**WHAT THE TASK ASKS**
Take the listing and print it in full, exactly as given.
<<<<
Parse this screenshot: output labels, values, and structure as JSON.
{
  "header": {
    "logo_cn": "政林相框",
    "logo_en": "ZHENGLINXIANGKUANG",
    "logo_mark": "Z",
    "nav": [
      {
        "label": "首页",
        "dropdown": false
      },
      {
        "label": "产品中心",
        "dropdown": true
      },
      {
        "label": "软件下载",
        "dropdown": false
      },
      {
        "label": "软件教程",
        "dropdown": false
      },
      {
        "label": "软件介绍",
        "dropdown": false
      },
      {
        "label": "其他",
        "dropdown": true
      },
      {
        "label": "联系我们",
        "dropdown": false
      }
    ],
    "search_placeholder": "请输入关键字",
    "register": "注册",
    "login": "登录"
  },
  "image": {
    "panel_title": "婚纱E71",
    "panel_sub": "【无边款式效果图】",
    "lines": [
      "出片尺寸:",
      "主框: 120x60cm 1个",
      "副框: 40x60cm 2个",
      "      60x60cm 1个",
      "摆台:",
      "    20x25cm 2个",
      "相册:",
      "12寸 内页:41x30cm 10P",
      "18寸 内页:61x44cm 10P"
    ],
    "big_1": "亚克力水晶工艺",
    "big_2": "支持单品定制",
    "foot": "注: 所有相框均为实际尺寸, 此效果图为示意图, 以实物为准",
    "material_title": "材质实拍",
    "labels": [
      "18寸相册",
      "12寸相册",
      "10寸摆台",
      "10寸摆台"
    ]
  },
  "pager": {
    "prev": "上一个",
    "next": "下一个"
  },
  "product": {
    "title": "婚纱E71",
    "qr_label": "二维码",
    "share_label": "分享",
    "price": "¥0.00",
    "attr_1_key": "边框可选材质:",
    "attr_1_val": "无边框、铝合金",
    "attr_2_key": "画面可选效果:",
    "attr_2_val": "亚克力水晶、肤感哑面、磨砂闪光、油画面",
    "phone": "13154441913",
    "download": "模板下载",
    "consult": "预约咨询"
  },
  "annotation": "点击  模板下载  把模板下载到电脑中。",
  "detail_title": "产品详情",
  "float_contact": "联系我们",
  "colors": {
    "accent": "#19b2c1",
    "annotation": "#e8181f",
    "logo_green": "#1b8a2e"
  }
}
>>>>
**ANSWER TO THE PROBLEM**
Parse this screenshot: output labels, values, and structure as JSON.
{
  "header": {
    "logo_cn": "政林相框",
    "logo_en": "ZHENGLINXIANGKUANG",
    "logo_mark": "Z",
    "nav": [
      {
        "label": "首页",
        "dropdown": false
      },
      {
        "label": "产品中心",
        "dropdown": true
      },
      {
        "label": "软件下载",
        "dropdown": false
      },
      {
        "label": "软件教程",
        "dropdown": false
      },
      {
        "label": "软件介绍",
        "dropdown": false
      },
      {
        "label": "其他",
        "dropdown": true
      },
      {
        "label": "联系我们",
        "dropdown": false
      }
    ],
    "search_placeholder": "请输入关键字",
    "register": "注册",
    "login": "登录"
  },
  "image": {
    "panel_title": "婚纱E71",
    "panel_sub": "【无边款式效果图】",
    "lines": [
      "出片尺寸:",
      "主框: 120x60cm 1个",
      "副框: 40x60cm 2个",
      "      60x60cm 1个",
      "摆台:",
      "    20x25cm 2个",
      "相册:",
      "12寸 内页:41x30cm 10P",
      "18寸 内页:61x44cm 10P"
    ],
    "big_1": "亚克力水晶工艺",
    "big_2": "支持单品定制",
    "foot": "注: 所有相框均为实际尺寸, 此效果图为示意图, 以实物为准",
    "material_title": "材质实拍",
    "labels": [
      "18寸相册",
      "12寸相册",
      "10寸摆台",
      "10寸摆台"
    ]
  },
  "pager": {
    "prev": "上一个",
    "next": "下一个"
  },
  "product": {
    "title": "婚纱E71",
    "qr_label": "二维码",
    "share_label": "分享",
    "price": "¥0.00",
    "attr_1_key": "边框可选材质:",
    "attr_1_val": "无边框、铝合金",
    "attr_2_key": "画面可选效果:",
    "attr_2_val": "亚克力水晶、肤感哑面、磨砂闪光、油画面",
    "phone": "13154441913",
    "download": "模板下载",
    "consult": "预约咨询"
  },
  "annotation": "点击  模板下载  把模板下载到电脑中。",
  "detail_title": "产品详情",
  "float_contact": "联系我们",
  "colors": {
    "accent": "#19b2c1",
    "annotation": "#e8181f",
    "logo_green": "#1b8a2e"
  }
}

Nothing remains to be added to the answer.